* [TASK DATA]

* * *

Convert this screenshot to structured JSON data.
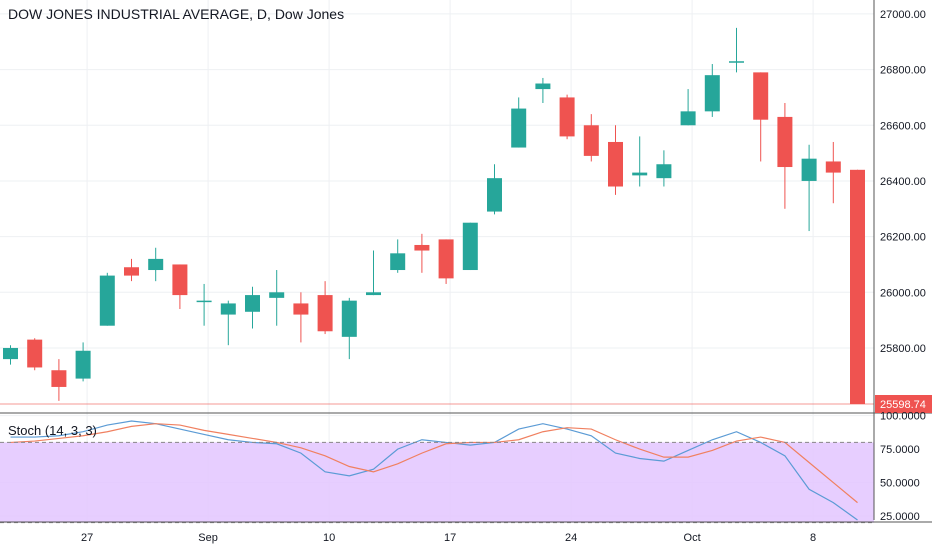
{
  "title": "DOW JONES INDUSTRIAL AVERAGE, D, Dow Jones",
  "stoch_label": "Stoch (14, 3, 3)",
  "colors": {
    "up": "#26a69a",
    "down": "#ef5350",
    "grid": "#eef0f3",
    "axis_text": "#131722",
    "k_line": "#5b9bd5",
    "d_line": "#f08060",
    "stoch_band": "#e3c6ff",
    "price_tag": "#ef5350"
  },
  "chart_data": [
    {
      "type": "candlestick",
      "title": "DOW JONES INDUSTRIAL AVERAGE, D, Dow Jones",
      "y_ticks": [
        "25800.00",
        "26000.00",
        "26200.00",
        "26400.00",
        "26600.00",
        "26800.00",
        "27000.00"
      ],
      "ylim": [
        25570,
        27050
      ],
      "x_tick_labels": [
        {
          "label": "27",
          "index": 3
        },
        {
          "label": "Sep",
          "index": 8
        },
        {
          "label": "10",
          "index": 13
        },
        {
          "label": "17",
          "index": 18
        },
        {
          "label": "24",
          "index": 23
        },
        {
          "label": "Oct",
          "index": 28
        },
        {
          "label": "8",
          "index": 33
        }
      ],
      "last_price_label": "25598.74",
      "last_price": 25598.74,
      "candles": [
        {
          "o": 25760,
          "h": 25810,
          "l": 25740,
          "c": 25800
        },
        {
          "o": 25830,
          "h": 25835,
          "l": 25720,
          "c": 25730
        },
        {
          "o": 25720,
          "h": 25760,
          "l": 25610,
          "c": 25660
        },
        {
          "o": 25690,
          "h": 25820,
          "l": 25680,
          "c": 25790
        },
        {
          "o": 25880,
          "h": 26070,
          "l": 25880,
          "c": 26060
        },
        {
          "o": 26090,
          "h": 26120,
          "l": 26040,
          "c": 26060
        },
        {
          "o": 26080,
          "h": 26160,
          "l": 26040,
          "c": 26120
        },
        {
          "o": 26100,
          "h": 26100,
          "l": 25940,
          "c": 25990
        },
        {
          "o": 25970,
          "h": 26030,
          "l": 25880,
          "c": 25970
        },
        {
          "o": 25920,
          "h": 25970,
          "l": 25810,
          "c": 25960
        },
        {
          "o": 25930,
          "h": 26020,
          "l": 25870,
          "c": 25990
        },
        {
          "o": 25980,
          "h": 26080,
          "l": 25880,
          "c": 26000
        },
        {
          "o": 25960,
          "h": 26000,
          "l": 25820,
          "c": 25920
        },
        {
          "o": 25990,
          "h": 26040,
          "l": 25850,
          "c": 25860
        },
        {
          "o": 25840,
          "h": 25980,
          "l": 25760,
          "c": 25970
        },
        {
          "o": 25990,
          "h": 26150,
          "l": 25990,
          "c": 26000
        },
        {
          "o": 26080,
          "h": 26190,
          "l": 26070,
          "c": 26140
        },
        {
          "o": 26170,
          "h": 26210,
          "l": 26070,
          "c": 26150
        },
        {
          "o": 26190,
          "h": 26190,
          "l": 26030,
          "c": 26050
        },
        {
          "o": 26080,
          "h": 26250,
          "l": 26080,
          "c": 26250
        },
        {
          "o": 26290,
          "h": 26460,
          "l": 26280,
          "c": 26410
        },
        {
          "o": 26520,
          "h": 26700,
          "l": 26520,
          "c": 26660
        },
        {
          "o": 26730,
          "h": 26770,
          "l": 26680,
          "c": 26750
        },
        {
          "o": 26700,
          "h": 26710,
          "l": 26550,
          "c": 26560
        },
        {
          "o": 26600,
          "h": 26640,
          "l": 26470,
          "c": 26490
        },
        {
          "o": 26540,
          "h": 26600,
          "l": 26350,
          "c": 26380
        },
        {
          "o": 26420,
          "h": 26560,
          "l": 26380,
          "c": 26430
        },
        {
          "o": 26410,
          "h": 26510,
          "l": 26380,
          "c": 26460
        },
        {
          "o": 26600,
          "h": 26730,
          "l": 26600,
          "c": 26650
        },
        {
          "o": 26650,
          "h": 26820,
          "l": 26630,
          "c": 26780
        },
        {
          "o": 26830,
          "h": 26950,
          "l": 26790,
          "c": 26830
        },
        {
          "o": 26790,
          "h": 26790,
          "l": 26470,
          "c": 26620
        },
        {
          "o": 26630,
          "h": 26680,
          "l": 26300,
          "c": 26450
        },
        {
          "o": 26400,
          "h": 26530,
          "l": 26220,
          "c": 26480
        },
        {
          "o": 26470,
          "h": 26540,
          "l": 26320,
          "c": 26430
        },
        {
          "o": 26440,
          "h": 26440,
          "l": 25598.74,
          "c": 25598.74
        }
      ]
    },
    {
      "type": "line",
      "title": "Stoch (14, 3, 3)",
      "y_ticks": [
        "25.0000",
        "50.0000",
        "75.0000",
        "100.0000"
      ],
      "ylim": [
        22,
        102
      ],
      "band": [
        20,
        80
      ],
      "series": [
        {
          "name": "%K",
          "values": [
            84,
            84,
            85,
            88,
            93,
            96,
            94,
            90,
            86,
            82,
            80,
            79,
            72,
            58,
            55,
            60,
            75,
            82,
            80,
            78,
            80,
            90,
            94,
            90,
            85,
            72,
            68,
            66,
            74,
            82,
            88,
            80,
            70,
            45,
            35,
            22
          ]
        },
        {
          "name": "%D",
          "values": [
            80,
            81,
            83,
            85,
            88,
            92,
            94,
            93,
            89,
            86,
            83,
            80,
            76,
            70,
            62,
            58,
            64,
            72,
            79,
            80,
            80,
            82,
            88,
            91,
            90,
            82,
            75,
            69,
            69,
            74,
            81,
            84,
            80,
            65,
            50,
            35
          ]
        }
      ]
    }
  ]
}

* * *

* [EXERCISE BRIEF] The listing above needs to be output again exactly. Don't include the pictures.

* [SOLUTION FOR THIS TASK]
Convert this screenshot to structured JSON data.
{
  "title": "DOW JONES INDUSTRIAL AVERAGE, D, Dow Jones",
  "stoch_label": "Stoch (14, 3, 3)",
  "colors": {
    "up": "#26a69a",
    "down": "#ef5350",
    "grid": "#eef0f3",
    "axis_text": "#131722",
    "k_line": "#5b9bd5",
    "d_line": "#f08060",
    "stoch_band": "#e3c6ff",
    "price_tag": "#ef5350"
  },
  "chart_data": [
    {
      "type": "candlestick",
      "title": "DOW JONES INDUSTRIAL AVERAGE, D, Dow Jones",
      "y_ticks": [
        "25800.00",
        "26000.00",
        "26200.00",
        "26400.00",
        "26600.00",
        "26800.00",
        "27000.00"
      ],
      "ylim": [
        25570,
        27050
      ],
      "x_tick_labels": [
        {
          "label": "27",
          "index": 3
        },
        {
          "label": "Sep",
          "index": 8
        },
        {
          "label": "10",
          "index": 13
        },
        {
          "label": "17",
          "index": 18
        },
        {
          "label": "24",
          "index": 23
        },
        {
          "label": "Oct",
          "index": 28
        },
        {
          "label": "8",
          "index": 33
        }
      ],
      "last_price_label": "25598.74",
      "last_price": 25598.74,
      "candles": [
        {
          "o": 25760,
          "h": 25810,
          "l": 25740,
          "c": 25800
        },
        {
          "o": 25830,
          "h": 25835,
          "l": 25720,
          "c": 25730
        },
        {
          "o": 25720,
          "h": 25760,
          "l": 25610,
          "c": 25660
        },
        {
          "o": 25690,
          "h": 25820,
          "l": 25680,
          "c": 25790
        },
        {
          "o": 25880,
          "h": 26070,
          "l": 25880,
          "c": 26060
        },
        {
          "o": 26090,
          "h": 26120,
          "l": 26040,
          "c": 26060
        },
        {
          "o": 26080,
          "h": 26160,
          "l": 26040,
          "c": 26120
        },
        {
          "o": 26100,
          "h": 26100,
          "l": 25940,
          "c": 25990
        },
        {
          "o": 25970,
          "h": 26030,
          "l": 25880,
          "c": 25970
        },
        {
          "o": 25920,
          "h": 25970,
          "l": 25810,
          "c": 25960
        },
        {
          "o": 25930,
          "h": 26020,
          "l": 25870,
          "c": 25990
        },
        {
          "o": 25980,
          "h": 26080,
          "l": 25880,
          "c": 26000
        },
        {
          "o": 25960,
          "h": 26000,
          "l": 25820,
          "c": 25920
        },
        {
          "o": 25990,
          "h": 26040,
          "l": 25850,
          "c": 25860
        },
        {
          "o": 25840,
          "h": 25980,
          "l": 25760,
          "c": 25970
        },
        {
          "o": 25990,
          "h": 26150,
          "l": 25990,
          "c": 26000
        },
        {
          "o": 26080,
          "h": 26190,
          "l": 26070,
          "c": 26140
        },
        {
          "o": 26170,
          "h": 26210,
          "l": 26070,
          "c": 26150
        },
        {
          "o": 26190,
          "h": 26190,
          "l": 26030,
          "c": 26050
        },
        {
          "o": 26080,
          "h": 26250,
          "l": 26080,
          "c": 26250
        },
        {
          "o": 26290,
          "h": 26460,
          "l": 26280,
          "c": 26410
        },
        {
          "o": 26520,
          "h": 26700,
          "l": 26520,
          "c": 26660
        },
        {
          "o": 26730,
          "h": 26770,
          "l": 26680,
          "c": 26750
        },
        {
          "o": 26700,
          "h": 26710,
          "l": 26550,
          "c": 26560
        },
        {
          "o": 26600,
          "h": 26640,
          "l": 26470,
          "c": 26490
        },
        {
          "o": 26540,
          "h": 26600,
          "l": 26350,
          "c": 26380
        },
        {
          "o": 26420,
          "h": 26560,
          "l": 26380,
          "c": 26430
        },
        {
          "o": 26410,
          "h": 26510,
          "l": 26380,
          "c": 26460
        },
        {
          "o": 26600,
          "h": 26730,
          "l": 26600,
          "c": 26650
        },
        {
          "o": 26650,
          "h": 26820,
          "l": 26630,
          "c": 26780
        },
        {
          "o": 26830,
          "h": 26950,
          "l": 26790,
          "c": 26830
        },
        {
          "o": 26790,
          "h": 26790,
          "l": 26470,
          "c": 26620
        },
        {
          "o": 26630,
          "h": 26680,
          "l": 26300,
          "c": 26450
        },
        {
          "o": 26400,
          "h": 26530,
          "l": 26220,
          "c": 26480
        },
        {
          "o": 26470,
          "h": 26540,
          "l": 26320,
          "c": 26430
        },
        {
          "o": 26440,
          "h": 26440,
          "l": 25598.74,
          "c": 25598.74
        }
      ]
    },
    {
      "type": "line",
      "title": "Stoch (14, 3, 3)",
      "y_ticks": [
        "25.0000",
        "50.0000",
        "75.0000",
        "100.0000"
      ],
      "ylim": [
        22,
        102
      ],
      "band": [
        20,
        80
      ],
      "series": [
        {
          "name": "%K",
          "values": [
            84,
            84,
            85,
            88,
            93,
            96,
            94,
            90,
            86,
            82,
            80,
            79,
            72,
            58,
            55,
            60,
            75,
            82,
            80,
            78,
            80,
            90,
            94,
            90,
            85,
            72,
            68,
            66,
            74,
            82,
            88,
            80,
            70,
            45,
            35,
            22
          ]
        },
        {
          "name": "%D",
          "values": [
            80,
            81,
            83,
            85,
            88,
            92,
            94,
            93,
            89,
            86,
            83,
            80,
            76,
            70,
            62,
            58,
            64,
            72,
            79,
            80,
            80,
            82,
            88,
            91,
            90,
            82,
            75,
            69,
            69,
            74,
            81,
            84,
            80,
            65,
            50,
            35
          ]
        }
      ]
    }
  ]
}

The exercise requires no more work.